Problem:
Leave out the pictures and copy everything else in the entries exactly.

Listing:
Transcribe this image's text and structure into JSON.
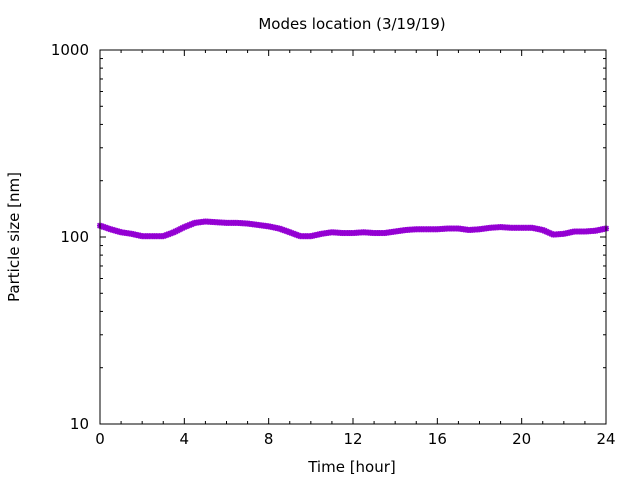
{
  "chart_data": {
    "type": "scatter",
    "title": "Modes location (3/19/19)",
    "xlabel": "Time [hour]",
    "ylabel": "Particle size [nm]",
    "xlim": [
      0,
      24
    ],
    "ylim": [
      10,
      1000
    ],
    "yscale": "log",
    "grid": false,
    "x_ticks": [
      0,
      4,
      8,
      12,
      16,
      20,
      24
    ],
    "x_tick_labels": [
      "0",
      "4",
      "8",
      "12",
      "16",
      "20",
      "24"
    ],
    "y_ticks": [
      10,
      100,
      1000
    ],
    "y_tick_labels": [
      "10",
      "100",
      "1000"
    ],
    "marker_color": "#9400d3",
    "series": [
      {
        "x": [
          0.0,
          0.5,
          1.0,
          1.5,
          2.0,
          2.5,
          3.0,
          3.5,
          4.0,
          4.5,
          5.0,
          5.5,
          6.0,
          6.5,
          7.0,
          7.5,
          8.0,
          8.5,
          9.0,
          9.5,
          10.0,
          10.5,
          11.0,
          11.5,
          12.0,
          12.5,
          13.0,
          13.5,
          14.0,
          14.5,
          15.0,
          15.5,
          16.0,
          16.5,
          17.0,
          17.5,
          18.0,
          18.5,
          19.0,
          19.5,
          20.0,
          20.5,
          21.0,
          21.5,
          22.0,
          22.5,
          23.0,
          23.5,
          24.0
        ],
        "y": [
          115,
          110,
          106,
          104,
          101,
          101,
          101,
          106,
          113,
          119,
          121,
          120,
          119,
          119,
          118,
          116,
          114,
          111,
          106,
          101,
          101,
          104,
          106,
          105,
          105,
          106,
          105,
          105,
          107,
          109,
          110,
          110,
          110,
          111,
          111,
          109,
          110,
          112,
          113,
          112,
          112,
          112,
          109,
          103,
          104,
          107,
          107,
          108,
          111
        ]
      }
    ]
  }
}
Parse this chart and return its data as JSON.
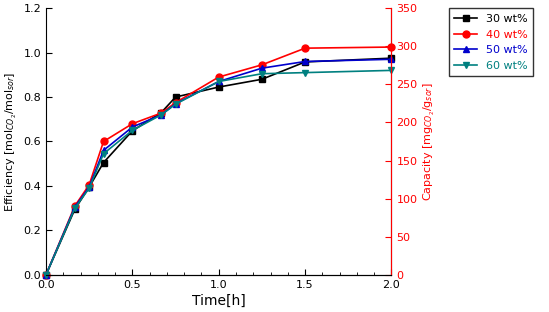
{
  "time": [
    0,
    0.167,
    0.25,
    0.333,
    0.5,
    0.667,
    0.75,
    1.0,
    1.25,
    1.5,
    2.0
  ],
  "series": [
    {
      "key": "30wt",
      "efficiency": [
        0,
        0.295,
        0.395,
        0.505,
        0.648,
        0.73,
        0.8,
        0.845,
        0.88,
        0.958,
        0.975
      ],
      "color": "#000000",
      "marker": "s",
      "label": "30 wt%",
      "label_color": "#000000"
    },
    {
      "key": "40wt",
      "efficiency": [
        0,
        0.31,
        0.405,
        0.6,
        0.68,
        0.728,
        0.775,
        0.89,
        0.945,
        1.02,
        1.025
      ],
      "color": "#ff0000",
      "marker": "o",
      "label": "40 wt%",
      "label_color": "#ff0000"
    },
    {
      "key": "50wt",
      "efficiency": [
        0,
        0.305,
        0.395,
        0.56,
        0.665,
        0.72,
        0.77,
        0.87,
        0.93,
        0.96,
        0.97
      ],
      "color": "#0000cc",
      "marker": "^",
      "label": "50 wt%",
      "label_color": "#0000cc"
    },
    {
      "key": "60wt",
      "efficiency": [
        0,
        0.3,
        0.39,
        0.545,
        0.65,
        0.72,
        0.768,
        0.87,
        0.905,
        0.91,
        0.92
      ],
      "color": "#008080",
      "marker": "v",
      "label": "60 wt%",
      "label_color": "#008080"
    }
  ],
  "left_ylabel": "Efficiency [mol$_{CO_2}$/mol$_{sor}$]",
  "right_ylabel": "Capacity [mg$_{CO_2}$/g$_{sor}$]",
  "xlabel": "Time[h]",
  "left_ylim": [
    0,
    1.2
  ],
  "right_ylim": [
    0,
    350
  ],
  "xlim": [
    0,
    2.0
  ],
  "left_yticks": [
    0.0,
    0.2,
    0.4,
    0.6,
    0.8,
    1.0,
    1.2
  ],
  "right_yticks": [
    0,
    50,
    100,
    150,
    200,
    250,
    300,
    350
  ],
  "xticks": [
    0,
    0.5,
    1.0,
    1.5,
    2.0
  ],
  "right_ylabel_color": "#ff0000",
  "right_spine_color": "#ff0000",
  "markersize": 5,
  "linewidth": 1.2,
  "figsize": [
    5.49,
    3.12
  ],
  "dpi": 100
}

Solution to the exercise:
Transcribe this image's text and structure into JSON.
{
  "chart_data": {
    "type": "scatter",
    "title": "Modes location (3/19/19)",
    "xlabel": "Time [hour]",
    "ylabel": "Particle size [nm]",
    "xlim": [
      0,
      24
    ],
    "ylim": [
      10,
      1000
    ],
    "yscale": "log",
    "grid": false,
    "x_ticks": [
      0,
      4,
      8,
      12,
      16,
      20,
      24
    ],
    "x_tick_labels": [
      "0",
      "4",
      "8",
      "12",
      "16",
      "20",
      "24"
    ],
    "y_ticks": [
      10,
      100,
      1000
    ],
    "y_tick_labels": [
      "10",
      "100",
      "1000"
    ],
    "marker_color": "#9400d3",
    "series": [
      {
        "x": [
          0.0,
          0.5,
          1.0,
          1.5,
          2.0,
          2.5,
          3.0,
          3.5,
          4.0,
          4.5,
          5.0,
          5.5,
          6.0,
          6.5,
          7.0,
          7.5,
          8.0,
          8.5,
          9.0,
          9.5,
          10.0,
          10.5,
          11.0,
          11.5,
          12.0,
          12.5,
          13.0,
          13.5,
          14.0,
          14.5,
          15.0,
          15.5,
          16.0,
          16.5,
          17.0,
          17.5,
          18.0,
          18.5,
          19.0,
          19.5,
          20.0,
          20.5,
          21.0,
          21.5,
          22.0,
          22.5,
          23.0,
          23.5,
          24.0
        ],
        "y": [
          115,
          110,
          106,
          104,
          101,
          101,
          101,
          106,
          113,
          119,
          121,
          120,
          119,
          119,
          118,
          116,
          114,
          111,
          106,
          101,
          101,
          104,
          106,
          105,
          105,
          106,
          105,
          105,
          107,
          109,
          110,
          110,
          110,
          111,
          111,
          109,
          110,
          112,
          113,
          112,
          112,
          112,
          109,
          103,
          104,
          107,
          107,
          108,
          111
        ]
      }
    ]
  }
}
Parse this chart and return its data as JSON.
{
  "time": [
    0,
    0.167,
    0.25,
    0.333,
    0.5,
    0.667,
    0.75,
    1.0,
    1.25,
    1.5,
    2.0
  ],
  "series": [
    {
      "key": "30wt",
      "efficiency": [
        0,
        0.295,
        0.395,
        0.505,
        0.648,
        0.73,
        0.8,
        0.845,
        0.88,
        0.958,
        0.975
      ],
      "color": "#000000",
      "marker": "s",
      "label": "30 wt%",
      "label_color": "#000000"
    },
    {
      "key": "40wt",
      "efficiency": [
        0,
        0.31,
        0.405,
        0.6,
        0.68,
        0.728,
        0.775,
        0.89,
        0.945,
        1.02,
        1.025
      ],
      "color": "#ff0000",
      "marker": "o",
      "label": "40 wt%",
      "label_color": "#ff0000"
    },
    {
      "key": "50wt",
      "efficiency": [
        0,
        0.305,
        0.395,
        0.56,
        0.665,
        0.72,
        0.77,
        0.87,
        0.93,
        0.96,
        0.97
      ],
      "color": "#0000cc",
      "marker": "^",
      "label": "50 wt%",
      "label_color": "#0000cc"
    },
    {
      "key": "60wt",
      "efficiency": [
        0,
        0.3,
        0.39,
        0.545,
        0.65,
        0.72,
        0.768,
        0.87,
        0.905,
        0.91,
        0.92
      ],
      "color": "#008080",
      "marker": "v",
      "label": "60 wt%",
      "label_color": "#008080"
    }
  ],
  "left_ylabel": "Efficiency [mol$_{CO_2}$/mol$_{sor}$]",
  "right_ylabel": "Capacity [mg$_{CO_2}$/g$_{sor}$]",
  "xlabel": "Time[h]",
  "left_ylim": [
    0,
    1.2
  ],
  "right_ylim": [
    0,
    350
  ],
  "xlim": [
    0,
    2.0
  ],
  "left_yticks": [
    0.0,
    0.2,
    0.4,
    0.6,
    0.8,
    1.0,
    1.2
  ],
  "right_yticks": [
    0,
    50,
    100,
    150,
    200,
    250,
    300,
    350
  ],
  "xticks": [
    0,
    0.5,
    1.0,
    1.5,
    2.0
  ],
  "right_ylabel_color": "#ff0000",
  "right_spine_color": "#ff0000",
  "markersize": 5,
  "linewidth": 1.2,
  "figsize": [
    5.49,
    3.12
  ],
  "dpi": 100
}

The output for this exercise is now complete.